Extract all of the entries and give them again, word for word.

** ENTRIES **
(begin)
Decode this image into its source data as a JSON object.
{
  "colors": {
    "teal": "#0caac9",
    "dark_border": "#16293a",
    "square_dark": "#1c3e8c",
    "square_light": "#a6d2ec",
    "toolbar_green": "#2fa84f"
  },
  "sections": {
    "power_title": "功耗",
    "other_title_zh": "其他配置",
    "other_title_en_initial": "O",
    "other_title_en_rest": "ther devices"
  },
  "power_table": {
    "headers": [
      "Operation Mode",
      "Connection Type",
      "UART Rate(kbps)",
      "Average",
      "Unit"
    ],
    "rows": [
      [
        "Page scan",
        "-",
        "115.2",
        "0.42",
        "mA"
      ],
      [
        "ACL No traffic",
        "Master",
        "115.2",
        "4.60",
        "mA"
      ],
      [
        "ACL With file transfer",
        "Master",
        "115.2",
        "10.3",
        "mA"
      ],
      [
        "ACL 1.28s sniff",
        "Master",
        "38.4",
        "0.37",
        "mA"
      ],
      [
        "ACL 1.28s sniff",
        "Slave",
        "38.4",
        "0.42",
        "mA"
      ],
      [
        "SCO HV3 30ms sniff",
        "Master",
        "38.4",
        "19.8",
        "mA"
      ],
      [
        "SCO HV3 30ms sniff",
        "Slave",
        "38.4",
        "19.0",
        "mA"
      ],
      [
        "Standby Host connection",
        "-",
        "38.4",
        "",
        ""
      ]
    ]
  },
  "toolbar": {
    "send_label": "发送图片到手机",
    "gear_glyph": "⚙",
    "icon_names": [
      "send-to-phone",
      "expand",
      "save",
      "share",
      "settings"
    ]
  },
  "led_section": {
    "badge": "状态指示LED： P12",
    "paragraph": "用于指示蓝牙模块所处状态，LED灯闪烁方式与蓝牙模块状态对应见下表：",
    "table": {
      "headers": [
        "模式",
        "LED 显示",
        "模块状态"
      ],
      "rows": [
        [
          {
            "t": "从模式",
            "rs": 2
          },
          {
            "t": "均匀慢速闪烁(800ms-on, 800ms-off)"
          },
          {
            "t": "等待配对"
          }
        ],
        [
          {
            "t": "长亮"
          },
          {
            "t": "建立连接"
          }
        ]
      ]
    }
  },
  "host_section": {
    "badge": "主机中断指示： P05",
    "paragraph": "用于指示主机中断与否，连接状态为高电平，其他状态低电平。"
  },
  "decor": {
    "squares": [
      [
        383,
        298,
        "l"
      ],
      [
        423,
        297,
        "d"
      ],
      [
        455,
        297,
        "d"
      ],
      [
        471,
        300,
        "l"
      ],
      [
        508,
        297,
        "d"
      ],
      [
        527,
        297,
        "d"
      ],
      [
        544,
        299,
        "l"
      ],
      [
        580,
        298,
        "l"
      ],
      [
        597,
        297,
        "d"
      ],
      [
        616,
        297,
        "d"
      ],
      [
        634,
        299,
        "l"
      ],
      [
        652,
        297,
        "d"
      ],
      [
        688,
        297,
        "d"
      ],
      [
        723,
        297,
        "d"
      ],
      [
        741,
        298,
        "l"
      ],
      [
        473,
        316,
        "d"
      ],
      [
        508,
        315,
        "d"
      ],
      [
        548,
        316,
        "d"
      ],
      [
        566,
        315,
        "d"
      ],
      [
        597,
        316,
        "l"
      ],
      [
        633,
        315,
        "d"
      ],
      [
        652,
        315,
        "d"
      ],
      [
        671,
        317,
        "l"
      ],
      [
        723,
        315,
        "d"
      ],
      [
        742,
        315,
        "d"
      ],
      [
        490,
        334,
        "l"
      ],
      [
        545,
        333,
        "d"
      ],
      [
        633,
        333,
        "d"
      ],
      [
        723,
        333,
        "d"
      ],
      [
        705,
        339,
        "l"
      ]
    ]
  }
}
(end)
** RESPONSE **
Decode this image into its source data as a JSON object.
{
  "colors": {
    "teal": "#0caac9",
    "dark_border": "#16293a",
    "square_dark": "#1c3e8c",
    "square_light": "#a6d2ec",
    "toolbar_green": "#2fa84f"
  },
  "sections": {
    "power_title": "功耗",
    "other_title_zh": "其他配置",
    "other_title_en_initial": "O",
    "other_title_en_rest": "ther devices"
  },
  "power_table": {
    "headers": [
      "Operation Mode",
      "Connection Type",
      "UART Rate(kbps)",
      "Average",
      "Unit"
    ],
    "rows": [
      [
        "Page scan",
        "-",
        "115.2",
        "0.42",
        "mA"
      ],
      [
        "ACL No traffic",
        "Master",
        "115.2",
        "4.60",
        "mA"
      ],
      [
        "ACL With file transfer",
        "Master",
        "115.2",
        "10.3",
        "mA"
      ],
      [
        "ACL 1.28s sniff",
        "Master",
        "38.4",
        "0.37",
        "mA"
      ],
      [
        "ACL 1.28s sniff",
        "Slave",
        "38.4",
        "0.42",
        "mA"
      ],
      [
        "SCO HV3 30ms sniff",
        "Master",
        "38.4",
        "19.8",
        "mA"
      ],
      [
        "SCO HV3 30ms sniff",
        "Slave",
        "38.4",
        "19.0",
        "mA"
      ],
      [
        "Standby Host connection",
        "-",
        "38.4",
        "",
        ""
      ]
    ]
  },
  "toolbar": {
    "send_label": "发送图片到手机",
    "gear_glyph": "⚙",
    "icon_names": [
      "send-to-phone",
      "expand",
      "save",
      "share",
      "settings"
    ]
  },
  "led_section": {
    "badge": "状态指示LED： P12",
    "paragraph": "用于指示蓝牙模块所处状态，LED灯闪烁方式与蓝牙模块状态对应见下表：",
    "table": {
      "headers": [
        "模式",
        "LED 显示",
        "模块状态"
      ],
      "rows": [
        [
          {
            "t": "从模式",
            "rs": 2
          },
          {
            "t": "均匀慢速闪烁(800ms-on, 800ms-off)"
          },
          {
            "t": "等待配对"
          }
        ],
        [
          {
            "t": "长亮"
          },
          {
            "t": "建立连接"
          }
        ]
      ]
    }
  },
  "host_section": {
    "badge": "主机中断指示： P05",
    "paragraph": "用于指示主机中断与否，连接状态为高电平，其他状态低电平。"
  },
  "decor": {
    "squares": [
      [
        383,
        298,
        "l"
      ],
      [
        423,
        297,
        "d"
      ],
      [
        455,
        297,
        "d"
      ],
      [
        471,
        300,
        "l"
      ],
      [
        508,
        297,
        "d"
      ],
      [
        527,
        297,
        "d"
      ],
      [
        544,
        299,
        "l"
      ],
      [
        580,
        298,
        "l"
      ],
      [
        597,
        297,
        "d"
      ],
      [
        616,
        297,
        "d"
      ],
      [
        634,
        299,
        "l"
      ],
      [
        652,
        297,
        "d"
      ],
      [
        688,
        297,
        "d"
      ],
      [
        723,
        297,
        "d"
      ],
      [
        741,
        298,
        "l"
      ],
      [
        473,
        316,
        "d"
      ],
      [
        508,
        315,
        "d"
      ],
      [
        548,
        316,
        "d"
      ],
      [
        566,
        315,
        "d"
      ],
      [
        597,
        316,
        "l"
      ],
      [
        633,
        315,
        "d"
      ],
      [
        652,
        315,
        "d"
      ],
      [
        671,
        317,
        "l"
      ],
      [
        723,
        315,
        "d"
      ],
      [
        742,
        315,
        "d"
      ],
      [
        490,
        334,
        "l"
      ],
      [
        545,
        333,
        "d"
      ],
      [
        633,
        333,
        "d"
      ],
      [
        723,
        333,
        "d"
      ],
      [
        705,
        339,
        "l"
      ]
    ]
  }
}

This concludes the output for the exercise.